Among the records below, find each line containing the word "type" and copy it.

Dataset entries on figures
^^^^^^^^^^^^^^^^

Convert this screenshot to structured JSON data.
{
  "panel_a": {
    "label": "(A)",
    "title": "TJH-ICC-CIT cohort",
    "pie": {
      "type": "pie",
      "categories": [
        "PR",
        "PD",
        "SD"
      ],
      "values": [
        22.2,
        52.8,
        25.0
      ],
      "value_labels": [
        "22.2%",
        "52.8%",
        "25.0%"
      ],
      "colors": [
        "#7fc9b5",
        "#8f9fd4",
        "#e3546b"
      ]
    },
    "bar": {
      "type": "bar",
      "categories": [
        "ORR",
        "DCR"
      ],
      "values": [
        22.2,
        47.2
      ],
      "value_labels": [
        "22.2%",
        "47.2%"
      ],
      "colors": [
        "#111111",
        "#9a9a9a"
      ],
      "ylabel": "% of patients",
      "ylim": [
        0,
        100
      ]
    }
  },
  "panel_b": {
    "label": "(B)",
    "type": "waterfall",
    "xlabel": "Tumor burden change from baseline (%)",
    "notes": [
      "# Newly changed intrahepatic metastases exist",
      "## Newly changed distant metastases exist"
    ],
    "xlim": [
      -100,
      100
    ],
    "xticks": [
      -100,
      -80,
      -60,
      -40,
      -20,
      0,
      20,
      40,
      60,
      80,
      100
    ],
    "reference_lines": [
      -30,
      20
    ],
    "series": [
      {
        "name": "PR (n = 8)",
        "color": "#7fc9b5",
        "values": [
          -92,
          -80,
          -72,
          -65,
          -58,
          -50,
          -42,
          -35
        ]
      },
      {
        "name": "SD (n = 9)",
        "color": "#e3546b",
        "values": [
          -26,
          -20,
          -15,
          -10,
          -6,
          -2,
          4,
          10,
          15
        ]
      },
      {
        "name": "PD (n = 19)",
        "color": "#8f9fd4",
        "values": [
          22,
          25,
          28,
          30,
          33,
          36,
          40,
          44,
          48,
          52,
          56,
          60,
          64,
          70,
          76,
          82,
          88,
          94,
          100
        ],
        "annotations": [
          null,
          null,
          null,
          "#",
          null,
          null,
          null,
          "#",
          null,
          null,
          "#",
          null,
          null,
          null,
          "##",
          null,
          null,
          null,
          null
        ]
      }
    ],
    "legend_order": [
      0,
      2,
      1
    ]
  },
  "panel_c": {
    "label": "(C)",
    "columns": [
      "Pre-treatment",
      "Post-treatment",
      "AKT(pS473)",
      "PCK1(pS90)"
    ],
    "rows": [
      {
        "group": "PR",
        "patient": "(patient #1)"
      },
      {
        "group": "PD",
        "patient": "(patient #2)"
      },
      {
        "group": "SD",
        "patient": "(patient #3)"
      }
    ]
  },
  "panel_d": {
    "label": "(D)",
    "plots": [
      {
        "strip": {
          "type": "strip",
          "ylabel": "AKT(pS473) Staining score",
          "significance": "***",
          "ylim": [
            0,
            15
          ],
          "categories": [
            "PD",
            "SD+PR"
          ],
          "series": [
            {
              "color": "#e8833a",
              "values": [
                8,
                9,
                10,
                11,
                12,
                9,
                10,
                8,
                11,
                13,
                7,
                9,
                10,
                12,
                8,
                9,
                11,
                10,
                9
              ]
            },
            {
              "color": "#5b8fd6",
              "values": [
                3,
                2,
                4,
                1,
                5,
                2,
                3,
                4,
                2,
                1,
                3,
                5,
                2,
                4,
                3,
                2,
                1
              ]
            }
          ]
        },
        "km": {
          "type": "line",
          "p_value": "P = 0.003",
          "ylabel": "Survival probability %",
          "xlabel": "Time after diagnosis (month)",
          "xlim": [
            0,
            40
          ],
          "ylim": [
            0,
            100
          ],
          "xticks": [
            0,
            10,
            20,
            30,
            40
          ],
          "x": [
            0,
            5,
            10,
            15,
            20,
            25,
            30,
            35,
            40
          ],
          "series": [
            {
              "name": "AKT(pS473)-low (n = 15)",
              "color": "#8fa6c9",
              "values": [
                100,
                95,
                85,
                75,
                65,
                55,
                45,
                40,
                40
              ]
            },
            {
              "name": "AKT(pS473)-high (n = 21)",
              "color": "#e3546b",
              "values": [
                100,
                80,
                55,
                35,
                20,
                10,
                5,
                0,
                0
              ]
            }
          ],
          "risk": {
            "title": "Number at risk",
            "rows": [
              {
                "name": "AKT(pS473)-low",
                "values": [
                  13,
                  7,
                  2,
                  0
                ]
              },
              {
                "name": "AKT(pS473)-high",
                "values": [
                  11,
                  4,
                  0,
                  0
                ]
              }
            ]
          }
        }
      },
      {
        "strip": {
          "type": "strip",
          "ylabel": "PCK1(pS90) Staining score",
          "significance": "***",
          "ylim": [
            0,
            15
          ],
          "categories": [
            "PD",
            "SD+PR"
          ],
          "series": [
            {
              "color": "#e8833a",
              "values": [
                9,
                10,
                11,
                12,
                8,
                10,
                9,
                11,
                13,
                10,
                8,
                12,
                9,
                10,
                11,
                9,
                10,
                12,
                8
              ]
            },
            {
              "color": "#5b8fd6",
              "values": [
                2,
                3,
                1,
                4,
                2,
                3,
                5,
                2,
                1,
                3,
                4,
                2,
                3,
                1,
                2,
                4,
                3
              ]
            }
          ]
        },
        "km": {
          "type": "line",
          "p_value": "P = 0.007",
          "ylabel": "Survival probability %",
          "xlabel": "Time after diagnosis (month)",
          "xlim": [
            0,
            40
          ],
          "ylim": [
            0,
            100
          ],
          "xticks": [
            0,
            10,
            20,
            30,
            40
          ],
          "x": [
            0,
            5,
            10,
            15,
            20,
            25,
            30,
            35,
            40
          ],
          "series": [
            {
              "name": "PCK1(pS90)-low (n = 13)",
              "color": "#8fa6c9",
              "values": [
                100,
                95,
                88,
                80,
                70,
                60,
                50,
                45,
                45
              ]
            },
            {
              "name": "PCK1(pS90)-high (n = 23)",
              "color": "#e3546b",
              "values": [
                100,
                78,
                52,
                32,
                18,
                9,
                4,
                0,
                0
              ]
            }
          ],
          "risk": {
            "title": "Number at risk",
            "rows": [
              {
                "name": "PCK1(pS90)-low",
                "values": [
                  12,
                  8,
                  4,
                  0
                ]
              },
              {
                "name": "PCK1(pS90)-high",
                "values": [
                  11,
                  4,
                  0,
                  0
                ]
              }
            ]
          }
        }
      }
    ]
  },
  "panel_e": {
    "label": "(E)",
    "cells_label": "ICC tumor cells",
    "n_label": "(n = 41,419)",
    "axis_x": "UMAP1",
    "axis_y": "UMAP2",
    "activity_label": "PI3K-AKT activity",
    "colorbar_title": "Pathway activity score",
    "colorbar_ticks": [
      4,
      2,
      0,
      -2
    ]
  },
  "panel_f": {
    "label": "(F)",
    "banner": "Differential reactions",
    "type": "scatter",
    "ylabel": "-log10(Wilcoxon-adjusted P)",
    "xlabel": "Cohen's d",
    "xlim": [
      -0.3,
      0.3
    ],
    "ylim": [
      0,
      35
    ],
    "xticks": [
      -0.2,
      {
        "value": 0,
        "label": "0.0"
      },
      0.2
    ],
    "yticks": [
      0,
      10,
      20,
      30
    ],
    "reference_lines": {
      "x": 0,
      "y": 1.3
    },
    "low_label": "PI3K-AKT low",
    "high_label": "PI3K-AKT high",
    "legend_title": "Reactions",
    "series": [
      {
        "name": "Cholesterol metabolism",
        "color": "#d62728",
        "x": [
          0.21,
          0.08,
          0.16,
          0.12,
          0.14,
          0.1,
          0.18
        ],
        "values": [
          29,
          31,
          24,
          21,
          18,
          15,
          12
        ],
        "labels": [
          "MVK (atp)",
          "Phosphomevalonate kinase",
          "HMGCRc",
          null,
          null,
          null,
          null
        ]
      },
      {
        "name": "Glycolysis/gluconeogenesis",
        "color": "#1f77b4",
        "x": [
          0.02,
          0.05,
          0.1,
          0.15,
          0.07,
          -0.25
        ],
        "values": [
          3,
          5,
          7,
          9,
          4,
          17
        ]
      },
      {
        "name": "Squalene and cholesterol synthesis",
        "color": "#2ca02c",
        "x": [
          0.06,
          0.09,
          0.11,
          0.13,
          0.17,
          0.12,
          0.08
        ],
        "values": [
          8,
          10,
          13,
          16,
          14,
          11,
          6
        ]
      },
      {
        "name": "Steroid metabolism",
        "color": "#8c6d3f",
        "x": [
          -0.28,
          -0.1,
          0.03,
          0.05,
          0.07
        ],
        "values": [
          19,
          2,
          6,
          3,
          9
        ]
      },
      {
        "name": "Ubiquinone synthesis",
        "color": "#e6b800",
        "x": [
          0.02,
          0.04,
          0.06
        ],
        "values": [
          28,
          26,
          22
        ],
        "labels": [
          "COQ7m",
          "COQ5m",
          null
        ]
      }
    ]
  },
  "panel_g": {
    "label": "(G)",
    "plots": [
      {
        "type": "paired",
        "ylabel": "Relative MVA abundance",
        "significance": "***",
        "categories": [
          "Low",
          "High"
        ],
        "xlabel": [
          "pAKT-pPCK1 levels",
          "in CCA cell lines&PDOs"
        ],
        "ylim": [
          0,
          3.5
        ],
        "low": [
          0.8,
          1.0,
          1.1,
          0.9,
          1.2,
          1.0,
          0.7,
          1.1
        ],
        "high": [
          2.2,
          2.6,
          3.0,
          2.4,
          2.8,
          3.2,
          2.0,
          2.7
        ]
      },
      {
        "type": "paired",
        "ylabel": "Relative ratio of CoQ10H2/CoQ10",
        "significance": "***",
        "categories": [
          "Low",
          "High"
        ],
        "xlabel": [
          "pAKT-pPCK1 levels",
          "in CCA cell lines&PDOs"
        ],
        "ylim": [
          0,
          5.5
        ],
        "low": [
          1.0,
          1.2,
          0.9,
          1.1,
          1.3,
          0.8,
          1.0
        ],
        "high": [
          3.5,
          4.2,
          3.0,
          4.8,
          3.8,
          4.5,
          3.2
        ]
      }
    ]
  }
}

^^^^^^^^^^^^^^^^

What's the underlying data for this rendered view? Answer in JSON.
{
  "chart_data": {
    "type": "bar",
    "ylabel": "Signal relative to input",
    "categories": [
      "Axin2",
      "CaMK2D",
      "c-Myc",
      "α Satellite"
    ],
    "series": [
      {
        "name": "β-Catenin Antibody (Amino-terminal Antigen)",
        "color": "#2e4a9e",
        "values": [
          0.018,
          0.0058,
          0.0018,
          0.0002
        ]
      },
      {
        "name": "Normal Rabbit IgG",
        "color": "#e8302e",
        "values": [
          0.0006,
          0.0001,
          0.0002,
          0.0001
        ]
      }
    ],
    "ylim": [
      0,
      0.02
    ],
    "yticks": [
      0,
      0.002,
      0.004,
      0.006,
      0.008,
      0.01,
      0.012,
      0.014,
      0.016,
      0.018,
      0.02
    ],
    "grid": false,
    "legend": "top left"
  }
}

^^^^^^^^^^^^^^^^

### RESPONSE TO THE EXERCISE
      "type": "pie",
      "type": "bar",
    "type": "waterfall",
          "type": "strip",
          "type": "line",
          "type": "strip",
          "type": "line",
    "type": "scatter",
        "type": "paired",
        "type": "paired",
    "type": "bar",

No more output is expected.